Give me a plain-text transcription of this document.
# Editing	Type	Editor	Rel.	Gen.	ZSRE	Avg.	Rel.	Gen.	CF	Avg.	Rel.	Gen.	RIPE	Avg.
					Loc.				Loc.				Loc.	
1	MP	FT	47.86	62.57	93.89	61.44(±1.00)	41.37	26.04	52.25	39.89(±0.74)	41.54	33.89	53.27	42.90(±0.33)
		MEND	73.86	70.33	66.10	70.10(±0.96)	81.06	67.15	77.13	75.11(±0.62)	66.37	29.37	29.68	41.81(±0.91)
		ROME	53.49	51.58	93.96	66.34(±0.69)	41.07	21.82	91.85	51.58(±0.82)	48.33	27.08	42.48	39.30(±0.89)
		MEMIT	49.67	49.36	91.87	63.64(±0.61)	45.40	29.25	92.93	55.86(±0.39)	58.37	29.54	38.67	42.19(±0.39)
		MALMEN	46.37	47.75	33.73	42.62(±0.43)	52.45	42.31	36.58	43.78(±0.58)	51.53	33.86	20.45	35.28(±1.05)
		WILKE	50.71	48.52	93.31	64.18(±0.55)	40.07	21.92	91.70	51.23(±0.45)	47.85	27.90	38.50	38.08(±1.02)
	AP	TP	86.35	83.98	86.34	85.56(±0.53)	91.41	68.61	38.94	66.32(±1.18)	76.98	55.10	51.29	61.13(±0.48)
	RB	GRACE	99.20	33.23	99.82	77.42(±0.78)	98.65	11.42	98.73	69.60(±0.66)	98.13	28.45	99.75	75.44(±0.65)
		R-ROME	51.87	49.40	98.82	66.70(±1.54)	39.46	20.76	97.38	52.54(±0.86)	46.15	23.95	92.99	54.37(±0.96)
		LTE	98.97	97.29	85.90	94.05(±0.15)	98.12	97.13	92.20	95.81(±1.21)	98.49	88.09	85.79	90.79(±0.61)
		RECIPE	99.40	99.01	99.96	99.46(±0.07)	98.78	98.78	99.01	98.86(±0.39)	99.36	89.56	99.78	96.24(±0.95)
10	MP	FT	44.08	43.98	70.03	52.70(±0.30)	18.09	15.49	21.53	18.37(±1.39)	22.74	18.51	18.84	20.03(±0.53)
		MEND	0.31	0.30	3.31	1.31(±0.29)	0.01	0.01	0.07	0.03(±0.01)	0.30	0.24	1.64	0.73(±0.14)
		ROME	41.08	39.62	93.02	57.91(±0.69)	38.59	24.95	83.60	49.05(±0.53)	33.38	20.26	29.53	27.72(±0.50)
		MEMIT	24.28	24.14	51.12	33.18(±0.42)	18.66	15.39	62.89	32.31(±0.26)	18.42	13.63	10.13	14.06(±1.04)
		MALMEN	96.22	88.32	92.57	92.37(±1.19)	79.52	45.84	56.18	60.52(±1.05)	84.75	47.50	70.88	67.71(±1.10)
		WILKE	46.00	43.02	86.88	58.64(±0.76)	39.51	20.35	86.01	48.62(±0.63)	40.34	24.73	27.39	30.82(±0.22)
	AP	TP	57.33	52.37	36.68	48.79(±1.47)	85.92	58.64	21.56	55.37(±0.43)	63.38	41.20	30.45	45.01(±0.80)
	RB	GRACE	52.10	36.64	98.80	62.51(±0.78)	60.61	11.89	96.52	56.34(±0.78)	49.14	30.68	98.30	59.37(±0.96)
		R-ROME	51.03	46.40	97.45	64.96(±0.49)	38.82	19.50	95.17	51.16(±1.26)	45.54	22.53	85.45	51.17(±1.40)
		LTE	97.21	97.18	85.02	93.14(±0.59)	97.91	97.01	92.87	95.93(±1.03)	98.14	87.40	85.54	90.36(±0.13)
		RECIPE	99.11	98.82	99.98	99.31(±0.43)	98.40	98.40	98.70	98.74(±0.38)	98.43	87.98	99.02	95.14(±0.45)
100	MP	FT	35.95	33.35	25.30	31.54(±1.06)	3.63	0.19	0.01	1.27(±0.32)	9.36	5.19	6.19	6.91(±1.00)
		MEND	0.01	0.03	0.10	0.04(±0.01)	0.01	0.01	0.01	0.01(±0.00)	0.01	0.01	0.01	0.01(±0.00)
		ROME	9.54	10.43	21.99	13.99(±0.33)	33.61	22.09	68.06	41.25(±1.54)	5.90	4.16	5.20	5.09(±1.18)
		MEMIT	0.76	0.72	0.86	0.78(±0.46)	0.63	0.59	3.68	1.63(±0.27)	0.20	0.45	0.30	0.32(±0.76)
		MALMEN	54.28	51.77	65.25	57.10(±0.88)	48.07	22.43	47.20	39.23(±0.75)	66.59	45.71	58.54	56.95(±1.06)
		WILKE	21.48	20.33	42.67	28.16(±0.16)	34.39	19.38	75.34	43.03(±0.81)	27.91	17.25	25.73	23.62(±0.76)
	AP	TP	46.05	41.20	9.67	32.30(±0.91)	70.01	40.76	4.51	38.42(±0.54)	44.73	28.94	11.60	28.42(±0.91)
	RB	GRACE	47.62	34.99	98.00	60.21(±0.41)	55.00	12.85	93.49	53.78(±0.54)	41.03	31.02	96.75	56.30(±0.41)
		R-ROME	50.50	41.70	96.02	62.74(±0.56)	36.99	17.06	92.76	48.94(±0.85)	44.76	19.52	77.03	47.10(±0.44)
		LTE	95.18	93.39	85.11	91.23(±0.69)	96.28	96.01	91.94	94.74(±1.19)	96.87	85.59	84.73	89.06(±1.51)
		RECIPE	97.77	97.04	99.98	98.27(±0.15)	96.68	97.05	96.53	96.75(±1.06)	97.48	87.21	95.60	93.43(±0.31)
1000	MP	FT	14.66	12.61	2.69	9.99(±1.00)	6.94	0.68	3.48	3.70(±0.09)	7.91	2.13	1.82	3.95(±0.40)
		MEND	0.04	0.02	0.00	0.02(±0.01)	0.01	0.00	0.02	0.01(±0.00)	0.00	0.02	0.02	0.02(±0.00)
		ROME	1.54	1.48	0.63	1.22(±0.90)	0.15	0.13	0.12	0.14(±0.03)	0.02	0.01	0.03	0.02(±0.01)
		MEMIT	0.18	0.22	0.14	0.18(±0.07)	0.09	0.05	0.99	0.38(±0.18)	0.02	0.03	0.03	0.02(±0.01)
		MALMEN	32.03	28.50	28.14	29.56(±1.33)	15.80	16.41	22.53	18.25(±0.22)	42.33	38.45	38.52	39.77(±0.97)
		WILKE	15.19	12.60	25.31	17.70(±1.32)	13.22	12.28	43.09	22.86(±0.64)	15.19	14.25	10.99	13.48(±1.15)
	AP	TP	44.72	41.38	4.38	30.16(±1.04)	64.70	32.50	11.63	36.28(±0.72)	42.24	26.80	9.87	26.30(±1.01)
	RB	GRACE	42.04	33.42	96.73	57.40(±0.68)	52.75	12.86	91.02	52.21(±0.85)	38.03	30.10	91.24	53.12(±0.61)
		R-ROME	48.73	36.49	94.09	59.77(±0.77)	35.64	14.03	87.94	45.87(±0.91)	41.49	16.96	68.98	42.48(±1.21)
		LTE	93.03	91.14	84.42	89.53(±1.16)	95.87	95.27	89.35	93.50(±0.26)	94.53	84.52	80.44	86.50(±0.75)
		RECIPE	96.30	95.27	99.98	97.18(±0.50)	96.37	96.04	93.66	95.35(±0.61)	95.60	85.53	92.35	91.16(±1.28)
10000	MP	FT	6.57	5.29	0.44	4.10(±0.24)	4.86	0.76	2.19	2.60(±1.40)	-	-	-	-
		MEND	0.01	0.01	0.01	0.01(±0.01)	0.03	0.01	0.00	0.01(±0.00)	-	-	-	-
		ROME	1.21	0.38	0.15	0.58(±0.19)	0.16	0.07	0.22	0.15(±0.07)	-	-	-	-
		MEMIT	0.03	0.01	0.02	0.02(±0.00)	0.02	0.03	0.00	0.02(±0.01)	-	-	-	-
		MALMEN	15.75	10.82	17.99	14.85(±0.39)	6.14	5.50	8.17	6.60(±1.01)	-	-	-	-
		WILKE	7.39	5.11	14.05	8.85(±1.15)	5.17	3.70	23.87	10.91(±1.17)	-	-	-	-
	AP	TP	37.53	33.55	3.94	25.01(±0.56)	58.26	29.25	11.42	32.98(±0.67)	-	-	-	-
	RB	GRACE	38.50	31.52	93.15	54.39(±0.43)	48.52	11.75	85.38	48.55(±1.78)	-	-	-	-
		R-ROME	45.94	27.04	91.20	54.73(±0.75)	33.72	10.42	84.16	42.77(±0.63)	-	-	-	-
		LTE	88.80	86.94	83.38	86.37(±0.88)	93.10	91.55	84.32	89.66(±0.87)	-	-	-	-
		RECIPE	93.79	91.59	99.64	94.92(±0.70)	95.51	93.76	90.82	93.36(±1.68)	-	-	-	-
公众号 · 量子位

• [Given problem]:
Copy down every line of the material above that includes the string "WILKE".

• [Reply]:
		WILKE	50.71	48.52	93.31	64.18(±0.55)	40.07	21.92	91.70	51.23(±0.45)	47.85	27.90	38.50	38.08(±1.02)
		WILKE	46.00	43.02	86.88	58.64(±0.76)	39.51	20.35	86.01	48.62(±0.63)	40.34	24.73	27.39	30.82(±0.22)
		WILKE	21.48	20.33	42.67	28.16(±0.16)	34.39	19.38	75.34	43.03(±0.81)	27.91	17.25	25.73	23.62(±0.76)
		WILKE	15.19	12.60	25.31	17.70(±1.32)	13.22	12.28	43.09	22.86(±0.64)	15.19	14.25	10.99	13.48(±1.15)
		WILKE	7.39	5.11	14.05	8.85(±1.15)	5.17	3.70	23.87	10.91(±1.17)	-	-	-	-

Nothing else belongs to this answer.